Retype every entry exactly, character for character.

Dataset records:
---

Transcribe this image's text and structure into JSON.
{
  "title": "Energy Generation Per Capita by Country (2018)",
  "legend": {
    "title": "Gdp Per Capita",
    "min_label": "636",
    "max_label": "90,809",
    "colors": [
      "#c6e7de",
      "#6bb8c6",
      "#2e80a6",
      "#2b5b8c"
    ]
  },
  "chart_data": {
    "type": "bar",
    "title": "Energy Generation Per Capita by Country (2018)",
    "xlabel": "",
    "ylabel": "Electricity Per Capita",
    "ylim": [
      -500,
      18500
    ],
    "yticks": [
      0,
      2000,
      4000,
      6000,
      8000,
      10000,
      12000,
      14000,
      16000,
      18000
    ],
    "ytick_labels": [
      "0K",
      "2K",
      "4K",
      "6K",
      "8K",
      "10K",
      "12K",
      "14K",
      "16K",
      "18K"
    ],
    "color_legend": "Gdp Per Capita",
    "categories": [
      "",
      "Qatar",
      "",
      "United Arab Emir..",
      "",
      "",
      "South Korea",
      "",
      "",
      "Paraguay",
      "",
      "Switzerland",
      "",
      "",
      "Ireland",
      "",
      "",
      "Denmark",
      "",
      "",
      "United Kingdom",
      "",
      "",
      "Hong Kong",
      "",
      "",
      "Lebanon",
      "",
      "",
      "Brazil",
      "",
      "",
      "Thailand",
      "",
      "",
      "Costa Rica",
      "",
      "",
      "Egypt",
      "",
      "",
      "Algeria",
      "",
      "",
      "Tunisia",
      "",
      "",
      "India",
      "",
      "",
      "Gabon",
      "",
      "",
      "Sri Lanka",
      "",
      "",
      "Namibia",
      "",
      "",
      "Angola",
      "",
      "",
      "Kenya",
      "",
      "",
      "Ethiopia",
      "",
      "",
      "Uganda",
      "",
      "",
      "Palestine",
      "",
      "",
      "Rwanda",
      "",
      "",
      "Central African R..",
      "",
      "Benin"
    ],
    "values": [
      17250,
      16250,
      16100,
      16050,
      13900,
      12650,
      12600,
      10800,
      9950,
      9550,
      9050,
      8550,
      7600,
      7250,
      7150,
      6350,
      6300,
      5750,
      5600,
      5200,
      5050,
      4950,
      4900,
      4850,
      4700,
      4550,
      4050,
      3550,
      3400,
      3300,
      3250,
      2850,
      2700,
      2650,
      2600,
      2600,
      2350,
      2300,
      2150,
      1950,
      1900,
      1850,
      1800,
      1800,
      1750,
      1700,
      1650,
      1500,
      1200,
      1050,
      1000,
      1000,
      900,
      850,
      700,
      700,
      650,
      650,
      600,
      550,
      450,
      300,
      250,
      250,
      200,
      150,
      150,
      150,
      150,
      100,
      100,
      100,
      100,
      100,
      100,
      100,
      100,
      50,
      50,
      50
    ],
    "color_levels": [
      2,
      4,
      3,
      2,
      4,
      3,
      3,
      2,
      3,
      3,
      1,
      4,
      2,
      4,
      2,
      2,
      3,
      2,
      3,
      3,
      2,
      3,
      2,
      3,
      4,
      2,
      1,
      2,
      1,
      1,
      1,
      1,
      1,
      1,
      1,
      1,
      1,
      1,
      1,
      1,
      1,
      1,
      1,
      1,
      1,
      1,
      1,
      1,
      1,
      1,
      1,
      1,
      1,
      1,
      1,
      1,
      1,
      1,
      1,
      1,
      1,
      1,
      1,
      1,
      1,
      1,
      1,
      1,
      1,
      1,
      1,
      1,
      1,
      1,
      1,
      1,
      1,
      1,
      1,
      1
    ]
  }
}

---

● **EXPECTED ANSWER**:
Transcribe this image's text and structure into JSON.
{
  "title": "Energy Generation Per Capita by Country (2018)",
  "legend": {
    "title": "Gdp Per Capita",
    "min_label": "636",
    "max_label": "90,809",
    "colors": [
      "#c6e7de",
      "#6bb8c6",
      "#2e80a6",
      "#2b5b8c"
    ]
  },
  "chart_data": {
    "type": "bar",
    "title": "Energy Generation Per Capita by Country (2018)",
    "xlabel": "",
    "ylabel": "Electricity Per Capita",
    "ylim": [
      -500,
      18500
    ],
    "yticks": [
      0,
      2000,
      4000,
      6000,
      8000,
      10000,
      12000,
      14000,
      16000,
      18000
    ],
    "ytick_labels": [
      "0K",
      "2K",
      "4K",
      "6K",
      "8K",
      "10K",
      "12K",
      "14K",
      "16K",
      "18K"
    ],
    "color_legend": "Gdp Per Capita",
    "categories": [
      "",
      "Qatar",
      "",
      "United Arab Emir..",
      "",
      "",
      "South Korea",
      "",
      "",
      "Paraguay",
      "",
      "Switzerland",
      "",
      "",
      "Ireland",
      "",
      "",
      "Denmark",
      "",
      "",
      "United Kingdom",
      "",
      "",
      "Hong Kong",
      "",
      "",
      "Lebanon",
      "",
      "",
      "Brazil",
      "",
      "",
      "Thailand",
      "",
      "",
      "Costa Rica",
      "",
      "",
      "Egypt",
      "",
      "",
      "Algeria",
      "",
      "",
      "Tunisia",
      "",
      "",
      "India",
      "",
      "",
      "Gabon",
      "",
      "",
      "Sri Lanka",
      "",
      "",
      "Namibia",
      "",
      "",
      "Angola",
      "",
      "",
      "Kenya",
      "",
      "",
      "Ethiopia",
      "",
      "",
      "Uganda",
      "",
      "",
      "Palestine",
      "",
      "",
      "Rwanda",
      "",
      "",
      "Central African R..",
      "",
      "Benin"
    ],
    "values": [
      17250,
      16250,
      16100,
      16050,
      13900,
      12650,
      12600,
      10800,
      9950,
      9550,
      9050,
      8550,
      7600,
      7250,
      7150,
      6350,
      6300,
      5750,
      5600,
      5200,
      5050,
      4950,
      4900,
      4850,
      4700,
      4550,
      4050,
      3550,
      3400,
      3300,
      3250,
      2850,
      2700,
      2650,
      2600,
      2600,
      2350,
      2300,
      2150,
      1950,
      1900,
      1850,
      1800,
      1800,
      1750,
      1700,
      1650,
      1500,
      1200,
      1050,
      1000,
      1000,
      900,
      850,
      700,
      700,
      650,
      650,
      600,
      550,
      450,
      300,
      250,
      250,
      200,
      150,
      150,
      150,
      150,
      100,
      100,
      100,
      100,
      100,
      100,
      100,
      100,
      50,
      50,
      50
    ],
    "color_levels": [
      2,
      4,
      3,
      2,
      4,
      3,
      3,
      2,
      3,
      3,
      1,
      4,
      2,
      4,
      2,
      2,
      3,
      2,
      3,
      3,
      2,
      3,
      2,
      3,
      4,
      2,
      1,
      2,
      1,
      1,
      1,
      1,
      1,
      1,
      1,
      1,
      1,
      1,
      1,
      1,
      1,
      1,
      1,
      1,
      1,
      1,
      1,
      1,
      1,
      1,
      1,
      1,
      1,
      1,
      1,
      1,
      1,
      1,
      1,
      1,
      1,
      1,
      1,
      1,
      1,
      1,
      1,
      1,
      1,
      1,
      1,
      1,
      1,
      1,
      1,
      1,
      1,
      1,
      1,
      1
    ]
  }
}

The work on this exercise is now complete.